» **Requirements**
Locate the word "JSON" in the material, then show every line that holds it.

» **Data extract**
----------
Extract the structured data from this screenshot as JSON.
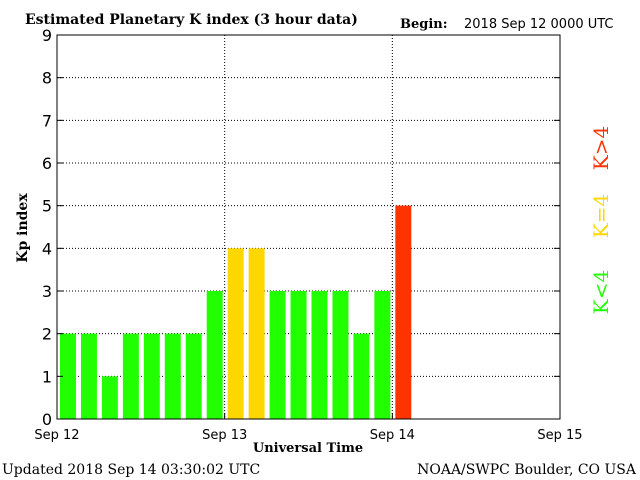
{
  "header": {
    "title": "Estimated Planetary K index (3 hour data)",
    "begin_label": "Begin:",
    "begin_value": "2018 Sep 12 0000 UTC"
  },
  "footer": {
    "updated": "Updated 2018 Sep 14 03:30:02 UTC",
    "source": "NOAA/SWPC Boulder, CO USA"
  },
  "legend": {
    "high": {
      "label": "K>4",
      "color": "#ff3300"
    },
    "mid": {
      "label": "K=4",
      "color": "#ffd700"
    },
    "low": {
      "label": "K<4",
      "color": "#22ff00"
    }
  },
  "chart_data": {
    "type": "bar",
    "title": "Estimated Planetary K index (3 hour data)",
    "xlabel": "Universal Time",
    "ylabel": "Kp index",
    "ylim": [
      0,
      9
    ],
    "yticks": [
      0,
      1,
      2,
      3,
      4,
      5,
      6,
      7,
      8,
      9
    ],
    "xticks": [
      "Sep 12",
      "Sep 13",
      "Sep 14",
      "Sep 15"
    ],
    "slots_per_day": 8,
    "total_slots": 24,
    "grid": true,
    "series": [
      {
        "values": [
          2,
          2,
          1,
          2,
          2,
          2,
          2,
          3,
          4,
          4,
          3,
          3,
          3,
          3,
          2,
          3,
          5
        ]
      }
    ],
    "colors": {
      "low": "#22ff00",
      "mid": "#ffd700",
      "high": "#ff3300"
    }
  }
}
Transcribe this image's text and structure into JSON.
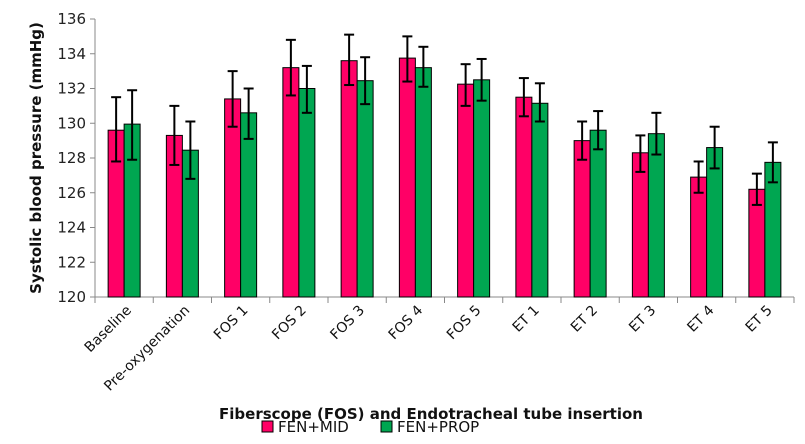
----------
» **Correct result**
Extract the structured data from this screenshot as JSON.
Transcribe this image's text and structure into JSON.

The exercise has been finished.